** Start Task data **

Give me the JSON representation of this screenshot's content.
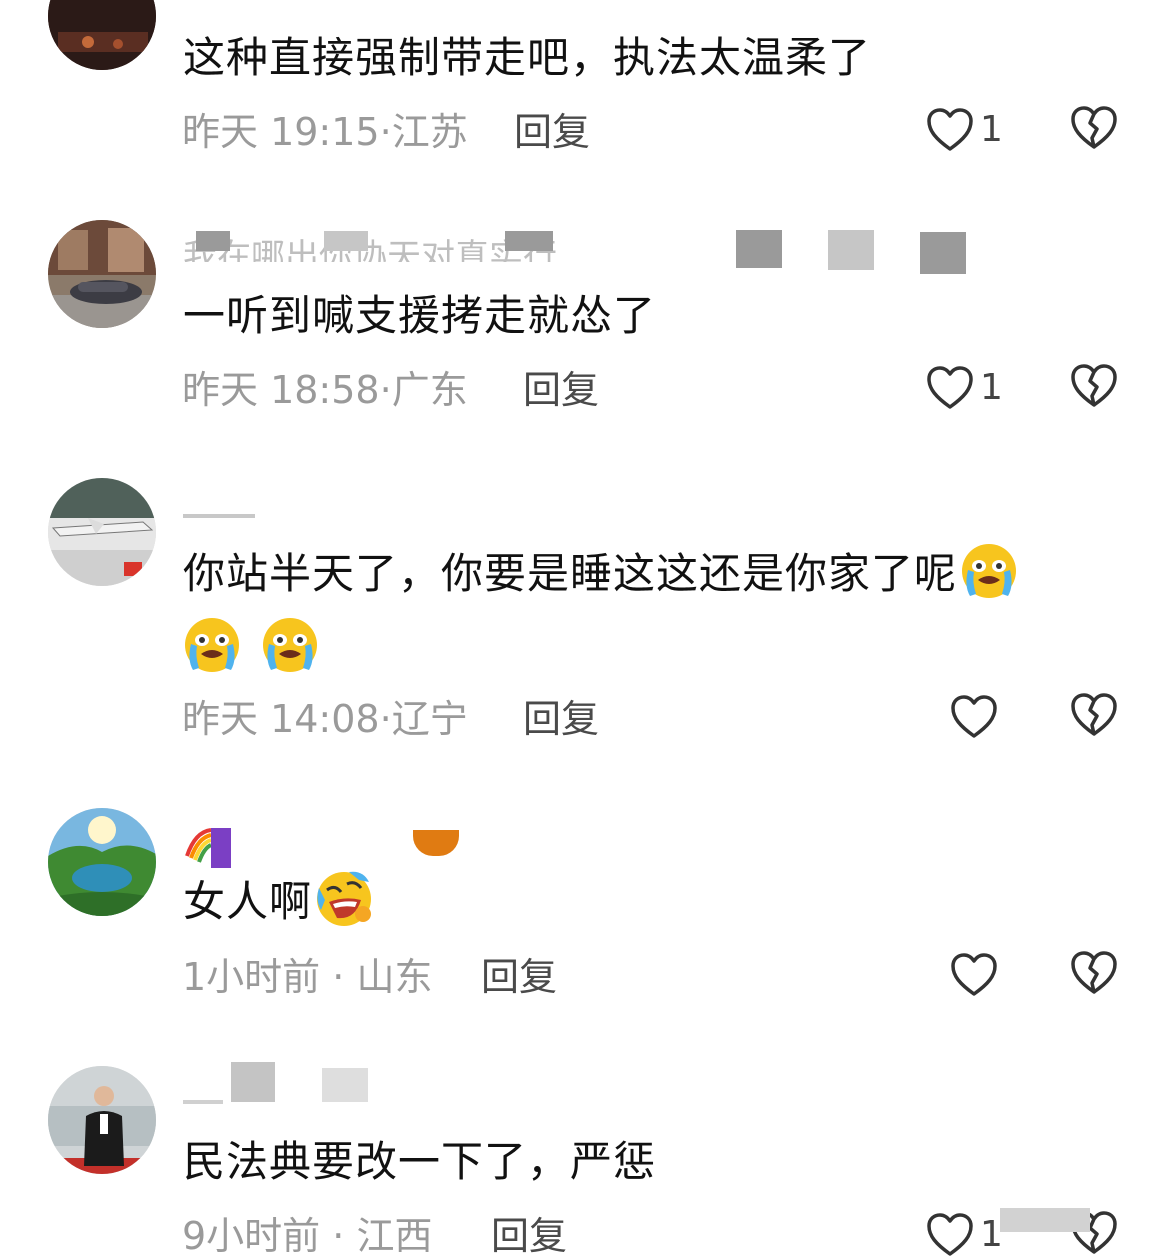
{
  "colors": {
    "background": "#ffffff",
    "text": "#111111",
    "meta": "#9a9a9a",
    "reply": "#4a4a4a",
    "icon_stroke": "#333333"
  },
  "icons": {
    "like": "heart-outline-icon",
    "dislike": "broken-heart-icon",
    "crying_emoji": "loudly-crying-face-emoji",
    "laughing_emoji": "rolling-laughing-face-emoji"
  },
  "comments": [
    {
      "text": "这种直接强制带走吧，执法太温柔了",
      "time": "昨天 19:15",
      "location": "江苏",
      "reply_label": "回复",
      "likes": "1"
    },
    {
      "username_fragment": "我在哪出你协天对真实行",
      "text": "一听到喊支援拷走就怂了",
      "time": "昨天 18:58",
      "location": "广东",
      "reply_label": "回复",
      "likes": "1"
    },
    {
      "text": "你站半天了，你要是睡这这还是你家了呢",
      "time": "昨天 14:08",
      "location": "辽宁",
      "reply_label": "回复",
      "likes": ""
    },
    {
      "text": "女人啊",
      "time": "1小时前",
      "location": "山东",
      "reply_label": "回复",
      "likes": ""
    },
    {
      "text": "民法典要改一下了，严惩",
      "time": "9小时前",
      "location": "江西",
      "reply_label": "回复",
      "likes": "1"
    }
  ]
}
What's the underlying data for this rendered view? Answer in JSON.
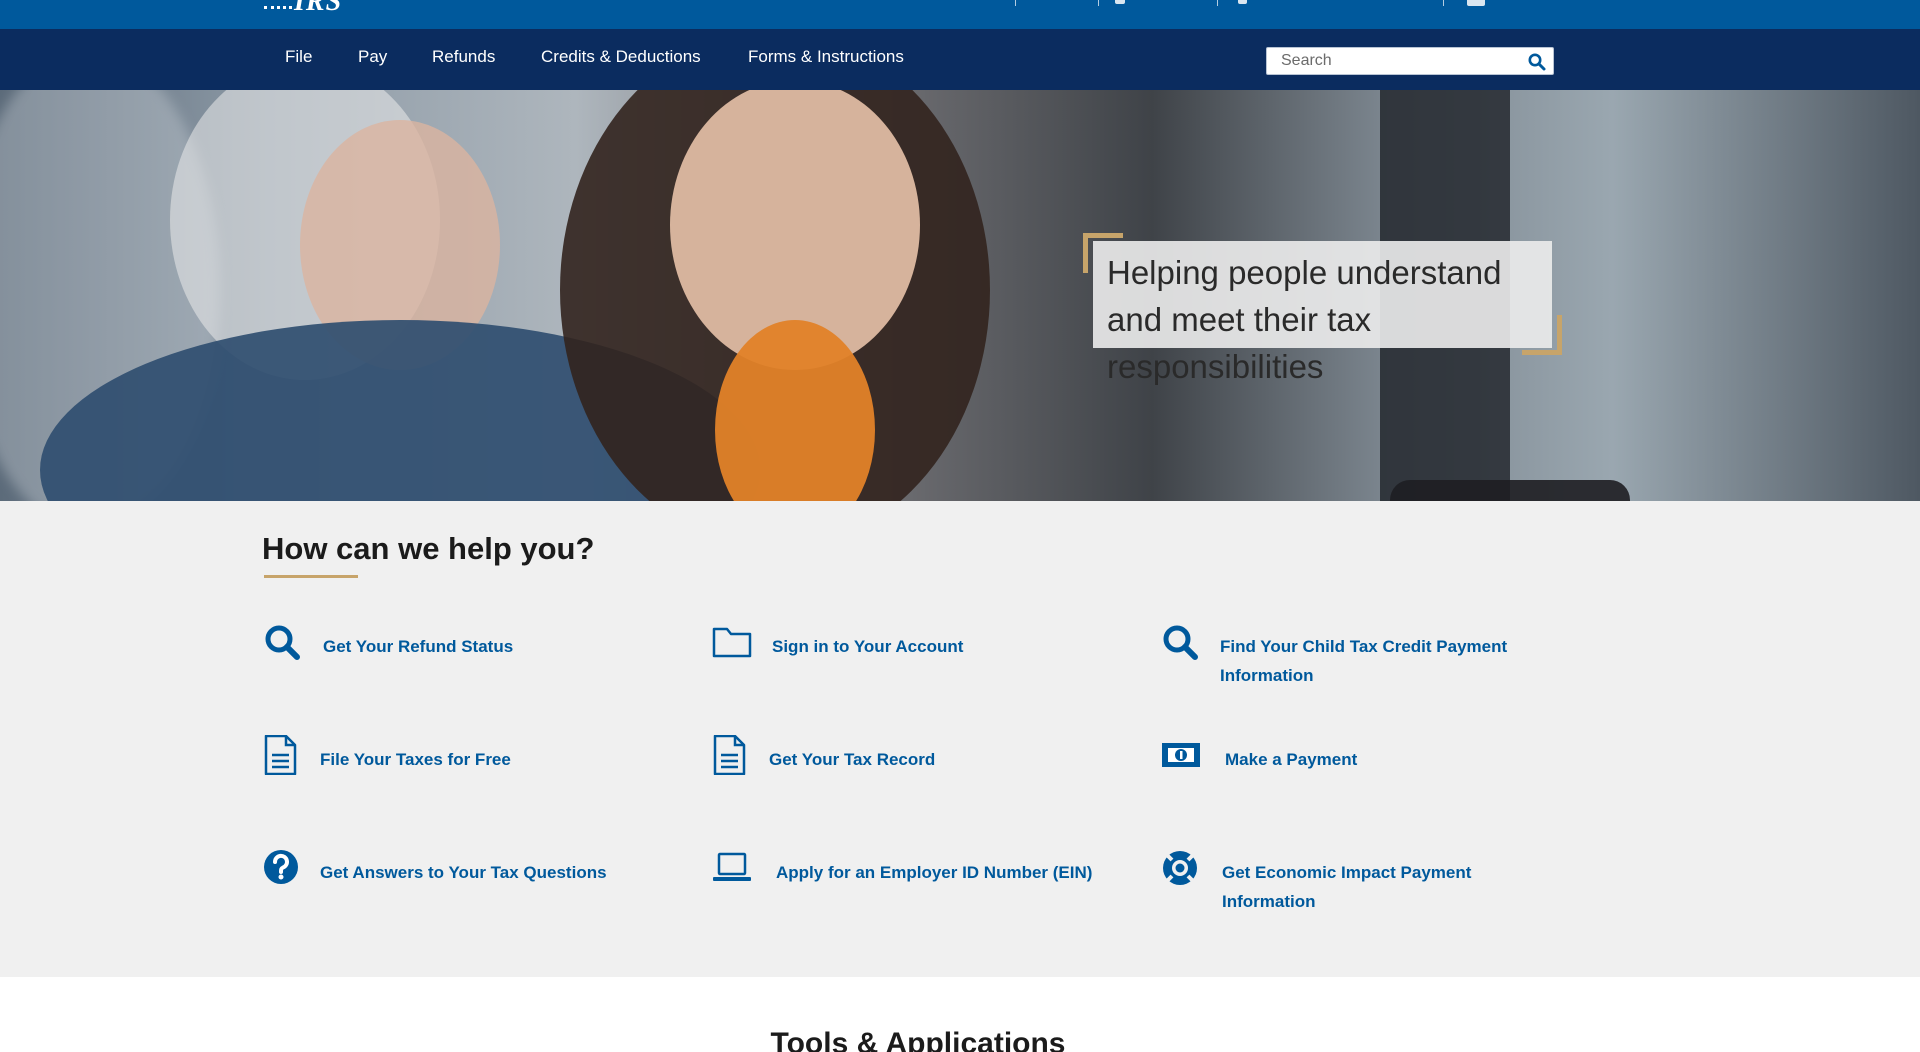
{
  "header": {
    "logo_text": "IRS"
  },
  "nav": {
    "items": [
      "File",
      "Pay",
      "Refunds",
      "Credits & Deductions",
      "Forms & Instructions"
    ],
    "search_placeholder": "Search"
  },
  "hero": {
    "tagline": "Helping people understand and meet their tax responsibilities"
  },
  "help": {
    "title": "How can we help you?",
    "items": [
      {
        "label": "Get Your Refund Status",
        "icon": "search-icon"
      },
      {
        "label": "Sign in to Your Account",
        "icon": "folder-icon"
      },
      {
        "label": "Find Your Child Tax Credit Payment Information",
        "icon": "search-icon"
      },
      {
        "label": "File Your Taxes for Free",
        "icon": "document-icon"
      },
      {
        "label": "Get Your Tax Record",
        "icon": "document-icon"
      },
      {
        "label": "Make a Payment",
        "icon": "money-icon"
      },
      {
        "label": "Get Answers to Your Tax Questions",
        "icon": "question-icon"
      },
      {
        "label": "Apply for an Employer ID Number (EIN)",
        "icon": "laptop-icon"
      },
      {
        "label": "Get Economic Impact Payment Information",
        "icon": "life-ring-icon"
      }
    ]
  },
  "tools": {
    "title": "Tools & Applications"
  },
  "colors": {
    "topbar": "#00599c",
    "navbar": "#0b2c5f",
    "link": "#00599c",
    "accent": "#c7a46a"
  }
}
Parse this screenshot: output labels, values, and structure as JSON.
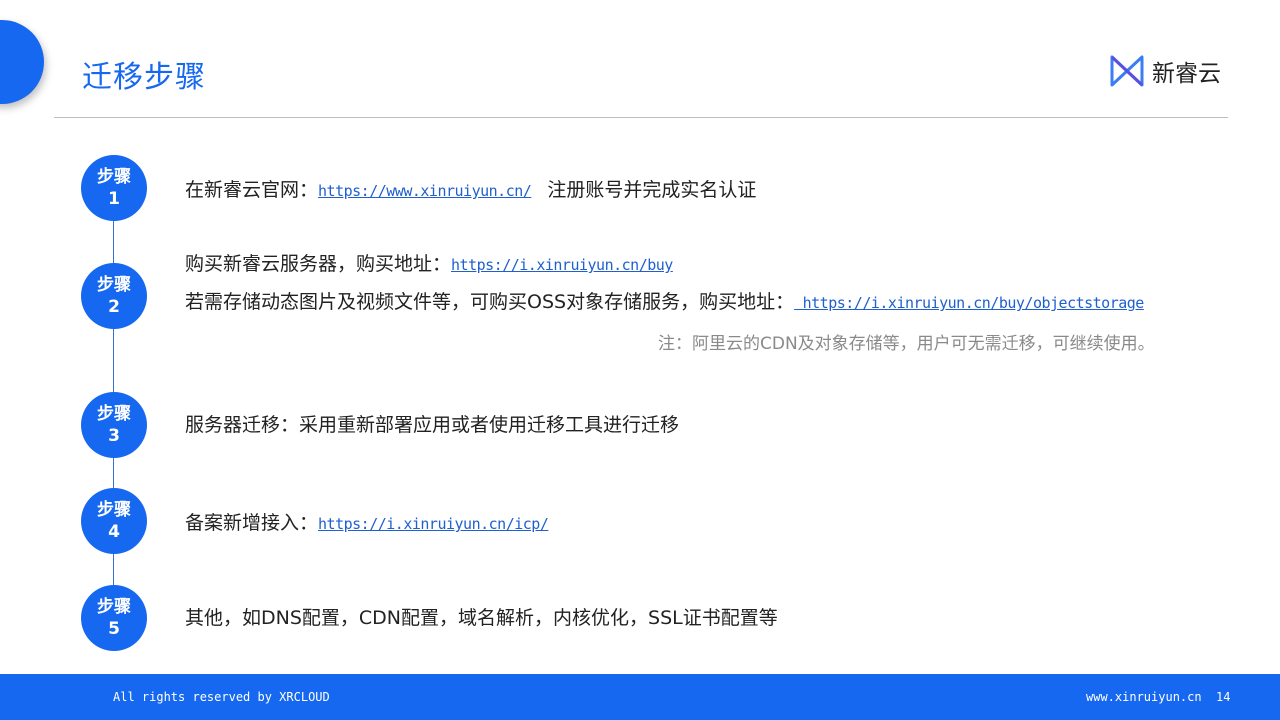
{
  "page": {
    "title": "迁移步骤"
  },
  "logo": {
    "text": "新睿云",
    "icon": "xinruiyun-logo-icon"
  },
  "steps": [
    {
      "label": "步骤",
      "number": "1"
    },
    {
      "label": "步骤",
      "number": "2"
    },
    {
      "label": "步骤",
      "number": "3"
    },
    {
      "label": "步骤",
      "number": "4"
    },
    {
      "label": "步骤",
      "number": "5"
    }
  ],
  "step1": {
    "prefix": "在新睿云官网：",
    "link": "https://www.xinruiyun.cn/",
    "suffix": "注册账号并完成实名认证"
  },
  "step2": {
    "line1_prefix": "购买新睿云服务器，购买地址：",
    "line1_link": "https://i.xinruiyun.cn/buy",
    "line2_prefix": "若需存储动态图片及视频文件等，可购买OSS对象存储服务，购买地址：",
    "line2_link": " https://i.xinruiyun.cn/buy/objectstorage",
    "note": "注：阿里云的CDN及对象存储等，用户可无需迁移，可继续使用。"
  },
  "step3": {
    "text": "服务器迁移：采用重新部署应用或者使用迁移工具进行迁移"
  },
  "step4": {
    "prefix": "备案新增接入：",
    "link": "https://i.xinruiyun.cn/icp/"
  },
  "step5": {
    "text": "其他，如DNS配置，CDN配置，域名解析，内核优化，SSL证书配置等"
  },
  "footer": {
    "copyright": "All rights reserved by XRCLOUD",
    "website": "www.xinruiyun.cn",
    "page_number": "14"
  },
  "colors": {
    "accent": "#1668f0",
    "link": "#1f5fd0",
    "note": "#8a8a8a"
  }
}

** End Task data **

**Short exercise**
Copy out all the data without changing anything, and drop the pictures.

**Solution to this exercise**
Give me the JSON representation of this screenshot's content.
{
  "colors": {
    "background": "#ffffff",
    "text": "#111111",
    "meta": "#9a9a9a",
    "reply": "#4a4a4a",
    "icon_stroke": "#333333"
  },
  "icons": {
    "like": "heart-outline-icon",
    "dislike": "broken-heart-icon",
    "crying_emoji": "loudly-crying-face-emoji",
    "laughing_emoji": "rolling-laughing-face-emoji"
  },
  "comments": [
    {
      "text": "这种直接强制带走吧，执法太温柔了",
      "time": "昨天 19:15",
      "location": "江苏",
      "reply_label": "回复",
      "likes": "1"
    },
    {
      "username_fragment": "我在哪出你协天对真实行",
      "text": "一听到喊支援拷走就怂了",
      "time": "昨天 18:58",
      "location": "广东",
      "reply_label": "回复",
      "likes": "1"
    },
    {
      "text": "你站半天了，你要是睡这这还是你家了呢",
      "time": "昨天 14:08",
      "location": "辽宁",
      "reply_label": "回复",
      "likes": ""
    },
    {
      "text": "女人啊",
      "time": "1小时前",
      "location": "山东",
      "reply_label": "回复",
      "likes": ""
    },
    {
      "text": "民法典要改一下了，严惩",
      "time": "9小时前",
      "location": "江西",
      "reply_label": "回复",
      "likes": "1"
    }
  ]
}
What's the underlying data for this rendered view? Answer in JSON.
{
  "header": {
    "logo_text": "IRS"
  },
  "nav": {
    "items": [
      "File",
      "Pay",
      "Refunds",
      "Credits & Deductions",
      "Forms & Instructions"
    ],
    "search_placeholder": "Search"
  },
  "hero": {
    "tagline": "Helping people understand and meet their tax responsibilities"
  },
  "help": {
    "title": "How can we help you?",
    "items": [
      {
        "label": "Get Your Refund Status",
        "icon": "search-icon"
      },
      {
        "label": "Sign in to Your Account",
        "icon": "folder-icon"
      },
      {
        "label": "Find Your Child Tax Credit Payment Information",
        "icon": "search-icon"
      },
      {
        "label": "File Your Taxes for Free",
        "icon": "document-icon"
      },
      {
        "label": "Get Your Tax Record",
        "icon": "document-icon"
      },
      {
        "label": "Make a Payment",
        "icon": "money-icon"
      },
      {
        "label": "Get Answers to Your Tax Questions",
        "icon": "question-icon"
      },
      {
        "label": "Apply for an Employer ID Number (EIN)",
        "icon": "laptop-icon"
      },
      {
        "label": "Get Economic Impact Payment Information",
        "icon": "life-ring-icon"
      }
    ]
  },
  "tools": {
    "title": "Tools & Applications"
  },
  "colors": {
    "topbar": "#00599c",
    "navbar": "#0b2c5f",
    "link": "#00599c",
    "accent": "#c7a46a"
  }
}
Parse this screenshot: output labels, values, and structure as JSON.
{
  "page": {
    "title": "迁移步骤"
  },
  "logo": {
    "text": "新睿云",
    "icon": "xinruiyun-logo-icon"
  },
  "steps": [
    {
      "label": "步骤",
      "number": "1"
    },
    {
      "label": "步骤",
      "number": "2"
    },
    {
      "label": "步骤",
      "number": "3"
    },
    {
      "label": "步骤",
      "number": "4"
    },
    {
      "label": "步骤",
      "number": "5"
    }
  ],
  "step1": {
    "prefix": "在新睿云官网：",
    "link": "https://www.xinruiyun.cn/",
    "suffix": "注册账号并完成实名认证"
  },
  "step2": {
    "line1_prefix": "购买新睿云服务器，购买地址：",
    "line1_link": "https://i.xinruiyun.cn/buy",
    "line2_prefix": "若需存储动态图片及视频文件等，可购买OSS对象存储服务，购买地址：",
    "line2_link": " https://i.xinruiyun.cn/buy/objectstorage",
    "note": "注：阿里云的CDN及对象存储等，用户可无需迁移，可继续使用。"
  },
  "step3": {
    "text": "服务器迁移：采用重新部署应用或者使用迁移工具进行迁移"
  },
  "step4": {
    "prefix": "备案新增接入：",
    "link": "https://i.xinruiyun.cn/icp/"
  },
  "step5": {
    "text": "其他，如DNS配置，CDN配置，域名解析，内核优化，SSL证书配置等"
  },
  "footer": {
    "copyright": "All rights reserved by XRCLOUD",
    "website": "www.xinruiyun.cn",
    "page_number": "14"
  },
  "colors": {
    "accent": "#1668f0",
    "link": "#1f5fd0",
    "note": "#8a8a8a"
  }
}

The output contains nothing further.